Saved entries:
--------

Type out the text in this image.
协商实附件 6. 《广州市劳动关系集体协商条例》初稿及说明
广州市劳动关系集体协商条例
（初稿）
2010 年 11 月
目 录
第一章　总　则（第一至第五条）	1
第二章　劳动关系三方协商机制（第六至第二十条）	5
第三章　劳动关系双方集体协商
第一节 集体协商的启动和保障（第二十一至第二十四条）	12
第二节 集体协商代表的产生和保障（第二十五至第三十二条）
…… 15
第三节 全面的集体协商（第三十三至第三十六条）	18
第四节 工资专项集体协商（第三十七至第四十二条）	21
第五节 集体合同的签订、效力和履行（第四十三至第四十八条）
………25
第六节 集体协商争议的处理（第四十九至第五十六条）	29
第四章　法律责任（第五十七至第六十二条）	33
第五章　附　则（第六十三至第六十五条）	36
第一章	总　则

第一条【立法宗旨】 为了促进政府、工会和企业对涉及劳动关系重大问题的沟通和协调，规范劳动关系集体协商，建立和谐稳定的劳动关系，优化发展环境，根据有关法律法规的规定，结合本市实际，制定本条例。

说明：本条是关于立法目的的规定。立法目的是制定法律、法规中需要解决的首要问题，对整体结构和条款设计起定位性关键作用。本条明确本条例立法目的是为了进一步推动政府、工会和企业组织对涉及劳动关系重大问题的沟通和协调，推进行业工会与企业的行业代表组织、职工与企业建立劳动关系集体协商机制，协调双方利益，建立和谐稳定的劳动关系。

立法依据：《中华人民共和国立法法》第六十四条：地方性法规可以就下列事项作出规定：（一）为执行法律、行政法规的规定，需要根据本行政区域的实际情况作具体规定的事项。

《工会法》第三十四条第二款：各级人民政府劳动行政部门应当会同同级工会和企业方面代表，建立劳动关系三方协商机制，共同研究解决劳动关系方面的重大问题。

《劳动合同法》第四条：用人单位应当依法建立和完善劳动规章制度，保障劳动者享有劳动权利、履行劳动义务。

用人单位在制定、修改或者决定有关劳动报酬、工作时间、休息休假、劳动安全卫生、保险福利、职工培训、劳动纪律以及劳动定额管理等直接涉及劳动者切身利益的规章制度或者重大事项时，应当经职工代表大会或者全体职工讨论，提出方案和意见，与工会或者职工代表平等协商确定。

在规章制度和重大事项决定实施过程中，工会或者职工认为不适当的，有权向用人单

--------

> _What to produce_
Reproduce the listing shown above in its entirety, exactly.

> _Output of the exercise_
Type out the text in this image.
协商实附件 6. 《广州市劳动关系集体协商条例》初稿及说明
广州市劳动关系集体协商条例
（初稿）
2010 年 11 月
目 录
第一章　总　则（第一至第五条）	1
第二章　劳动关系三方协商机制（第六至第二十条）	5
第三章　劳动关系双方集体协商
第一节 集体协商的启动和保障（第二十一至第二十四条）	12
第二节 集体协商代表的产生和保障（第二十五至第三十二条）
…… 15
第三节 全面的集体协商（第三十三至第三十六条）	18
第四节 工资专项集体协商（第三十七至第四十二条）	21
第五节 集体合同的签订、效力和履行（第四十三至第四十八条）
………25
第六节 集体协商争议的处理（第四十九至第五十六条）	29
第四章　法律责任（第五十七至第六十二条）	33
第五章　附　则（第六十三至第六十五条）	36
第一章	总　则

第一条【立法宗旨】 为了促进政府、工会和企业对涉及劳动关系重大问题的沟通和协调，规范劳动关系集体协商，建立和谐稳定的劳动关系，优化发展环境，根据有关法律法规的规定，结合本市实际，制定本条例。

说明：本条是关于立法目的的规定。立法目的是制定法律、法规中需要解决的首要问题，对整体结构和条款设计起定位性关键作用。本条明确本条例立法目的是为了进一步推动政府、工会和企业组织对涉及劳动关系重大问题的沟通和协调，推进行业工会与企业的行业代表组织、职工与企业建立劳动关系集体协商机制，协调双方利益，建立和谐稳定的劳动关系。

立法依据：《中华人民共和国立法法》第六十四条：地方性法规可以就下列事项作出规定：（一）为执行法律、行政法规的规定，需要根据本行政区域的实际情况作具体规定的事项。

《工会法》第三十四条第二款：各级人民政府劳动行政部门应当会同同级工会和企业方面代表，建立劳动关系三方协商机制，共同研究解决劳动关系方面的重大问题。

《劳动合同法》第四条：用人单位应当依法建立和完善劳动规章制度，保障劳动者享有劳动权利、履行劳动义务。

用人单位在制定、修改或者决定有关劳动报酬、工作时间、休息休假、劳动安全卫生、保险福利、职工培训、劳动纪律以及劳动定额管理等直接涉及劳动者切身利益的规章制度或者重大事项时，应当经职工代表大会或者全体职工讨论，提出方案和意见，与工会或者职工代表平等协商确定。

在规章制度和重大事项决定实施过程中，工会或者职工认为不适当的，有权向用人单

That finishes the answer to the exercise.